Excerpts from an interface dataset
· · ·

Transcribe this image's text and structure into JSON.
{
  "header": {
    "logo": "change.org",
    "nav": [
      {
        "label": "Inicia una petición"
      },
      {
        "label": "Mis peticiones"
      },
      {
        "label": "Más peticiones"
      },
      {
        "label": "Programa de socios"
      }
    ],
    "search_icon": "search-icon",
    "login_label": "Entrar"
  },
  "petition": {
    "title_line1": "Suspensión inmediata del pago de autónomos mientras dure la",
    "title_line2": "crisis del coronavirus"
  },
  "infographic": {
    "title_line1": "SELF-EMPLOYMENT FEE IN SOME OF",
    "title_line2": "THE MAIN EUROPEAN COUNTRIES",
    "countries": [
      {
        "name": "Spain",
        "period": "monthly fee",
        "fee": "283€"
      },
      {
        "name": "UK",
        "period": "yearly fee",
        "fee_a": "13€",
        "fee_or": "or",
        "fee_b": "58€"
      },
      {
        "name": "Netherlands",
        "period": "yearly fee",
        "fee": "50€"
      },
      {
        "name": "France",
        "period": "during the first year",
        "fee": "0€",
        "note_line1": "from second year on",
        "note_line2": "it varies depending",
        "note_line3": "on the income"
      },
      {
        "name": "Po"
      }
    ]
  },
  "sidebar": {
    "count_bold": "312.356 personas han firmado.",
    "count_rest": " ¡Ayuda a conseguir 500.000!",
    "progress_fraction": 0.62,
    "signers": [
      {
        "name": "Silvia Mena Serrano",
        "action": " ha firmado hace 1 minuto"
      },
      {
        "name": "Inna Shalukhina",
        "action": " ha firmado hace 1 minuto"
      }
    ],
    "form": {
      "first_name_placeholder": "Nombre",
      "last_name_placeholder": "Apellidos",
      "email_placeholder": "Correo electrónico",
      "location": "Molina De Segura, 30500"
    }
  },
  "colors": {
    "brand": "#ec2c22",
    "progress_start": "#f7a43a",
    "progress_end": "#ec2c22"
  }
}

· · ·

■ **Assignment**
The only acceptable answer is a number: how many lines in the data above hold the word "peticiones".

■ **Response to the exercise**
2